▶ [REQUIREMENT] One figure is the whole answer: the number of lines below that contain the word "från".

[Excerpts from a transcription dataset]
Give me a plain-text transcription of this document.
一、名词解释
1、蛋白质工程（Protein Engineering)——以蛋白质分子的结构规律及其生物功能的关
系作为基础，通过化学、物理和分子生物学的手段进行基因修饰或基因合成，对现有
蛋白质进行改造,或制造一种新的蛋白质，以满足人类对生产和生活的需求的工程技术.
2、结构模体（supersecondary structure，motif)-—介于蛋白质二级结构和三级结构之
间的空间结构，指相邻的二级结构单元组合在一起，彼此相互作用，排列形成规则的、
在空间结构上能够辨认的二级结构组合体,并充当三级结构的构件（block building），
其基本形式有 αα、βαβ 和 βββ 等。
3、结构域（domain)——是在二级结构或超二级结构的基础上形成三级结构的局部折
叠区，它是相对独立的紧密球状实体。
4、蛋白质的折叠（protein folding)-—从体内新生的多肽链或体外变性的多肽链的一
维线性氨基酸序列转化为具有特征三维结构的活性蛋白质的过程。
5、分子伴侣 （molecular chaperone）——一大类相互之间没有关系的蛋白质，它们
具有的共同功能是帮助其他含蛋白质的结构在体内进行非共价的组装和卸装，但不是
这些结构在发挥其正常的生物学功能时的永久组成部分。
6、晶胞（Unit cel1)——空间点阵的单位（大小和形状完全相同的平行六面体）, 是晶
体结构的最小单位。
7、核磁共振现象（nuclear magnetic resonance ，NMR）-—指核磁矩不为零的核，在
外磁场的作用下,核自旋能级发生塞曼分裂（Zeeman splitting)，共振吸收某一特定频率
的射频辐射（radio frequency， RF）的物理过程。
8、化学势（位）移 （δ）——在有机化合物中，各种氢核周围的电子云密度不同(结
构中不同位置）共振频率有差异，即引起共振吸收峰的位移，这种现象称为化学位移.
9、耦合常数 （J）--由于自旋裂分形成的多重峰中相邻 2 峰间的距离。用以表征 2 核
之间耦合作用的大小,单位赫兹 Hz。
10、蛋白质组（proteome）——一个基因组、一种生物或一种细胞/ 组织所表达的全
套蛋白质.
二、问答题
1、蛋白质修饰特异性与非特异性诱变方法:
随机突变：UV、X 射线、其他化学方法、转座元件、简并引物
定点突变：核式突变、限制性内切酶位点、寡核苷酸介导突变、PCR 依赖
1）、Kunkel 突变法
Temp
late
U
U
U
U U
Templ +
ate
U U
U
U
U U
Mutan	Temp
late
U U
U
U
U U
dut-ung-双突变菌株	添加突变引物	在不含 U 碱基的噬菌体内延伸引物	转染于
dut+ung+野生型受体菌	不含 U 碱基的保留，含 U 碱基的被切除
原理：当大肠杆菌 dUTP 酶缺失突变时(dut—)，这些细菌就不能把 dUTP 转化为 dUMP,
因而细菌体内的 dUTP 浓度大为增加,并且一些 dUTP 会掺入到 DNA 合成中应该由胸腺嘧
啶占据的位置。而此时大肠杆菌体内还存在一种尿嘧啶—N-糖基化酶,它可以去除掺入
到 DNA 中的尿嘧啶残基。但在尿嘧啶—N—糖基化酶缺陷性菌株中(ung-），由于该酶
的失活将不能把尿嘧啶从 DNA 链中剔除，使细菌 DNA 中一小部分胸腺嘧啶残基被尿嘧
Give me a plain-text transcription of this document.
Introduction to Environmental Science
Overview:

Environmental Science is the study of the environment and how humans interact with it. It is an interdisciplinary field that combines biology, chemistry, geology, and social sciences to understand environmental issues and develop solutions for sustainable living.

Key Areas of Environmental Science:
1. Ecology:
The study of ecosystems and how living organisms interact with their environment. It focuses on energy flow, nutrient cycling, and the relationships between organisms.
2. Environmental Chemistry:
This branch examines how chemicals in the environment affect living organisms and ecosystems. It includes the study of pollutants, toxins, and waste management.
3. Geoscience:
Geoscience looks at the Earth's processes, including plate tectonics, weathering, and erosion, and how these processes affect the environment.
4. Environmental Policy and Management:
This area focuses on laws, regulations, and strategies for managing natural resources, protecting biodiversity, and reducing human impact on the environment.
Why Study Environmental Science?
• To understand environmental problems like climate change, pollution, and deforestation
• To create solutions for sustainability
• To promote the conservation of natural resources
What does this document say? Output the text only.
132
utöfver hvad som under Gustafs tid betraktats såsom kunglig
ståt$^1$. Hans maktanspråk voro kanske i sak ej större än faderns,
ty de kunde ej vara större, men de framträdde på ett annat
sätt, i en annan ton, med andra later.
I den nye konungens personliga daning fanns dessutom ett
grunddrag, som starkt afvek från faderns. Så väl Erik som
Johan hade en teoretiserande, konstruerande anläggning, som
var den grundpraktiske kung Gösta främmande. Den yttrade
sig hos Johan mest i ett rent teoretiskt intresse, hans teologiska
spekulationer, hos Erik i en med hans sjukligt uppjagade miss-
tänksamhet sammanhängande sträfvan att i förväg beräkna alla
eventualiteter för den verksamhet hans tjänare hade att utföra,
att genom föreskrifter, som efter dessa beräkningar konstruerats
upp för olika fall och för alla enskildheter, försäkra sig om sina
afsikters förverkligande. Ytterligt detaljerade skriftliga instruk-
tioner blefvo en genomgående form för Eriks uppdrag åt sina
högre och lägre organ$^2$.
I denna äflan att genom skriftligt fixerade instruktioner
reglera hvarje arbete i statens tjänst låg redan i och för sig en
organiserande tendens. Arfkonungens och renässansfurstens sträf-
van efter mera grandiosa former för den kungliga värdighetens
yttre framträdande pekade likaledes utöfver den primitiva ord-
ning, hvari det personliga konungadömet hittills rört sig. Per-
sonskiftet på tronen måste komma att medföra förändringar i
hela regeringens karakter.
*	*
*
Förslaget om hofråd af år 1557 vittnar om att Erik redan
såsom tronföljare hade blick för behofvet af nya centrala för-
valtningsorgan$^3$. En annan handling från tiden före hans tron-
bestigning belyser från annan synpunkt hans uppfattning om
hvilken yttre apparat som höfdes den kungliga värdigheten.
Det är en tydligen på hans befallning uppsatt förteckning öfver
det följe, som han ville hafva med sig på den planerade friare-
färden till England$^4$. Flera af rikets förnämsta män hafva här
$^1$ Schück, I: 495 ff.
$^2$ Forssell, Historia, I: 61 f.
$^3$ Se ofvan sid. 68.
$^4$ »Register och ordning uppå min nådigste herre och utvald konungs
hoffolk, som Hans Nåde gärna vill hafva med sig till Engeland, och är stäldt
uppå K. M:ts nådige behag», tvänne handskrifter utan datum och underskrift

▶ [WRITTEN SOLUTION] 3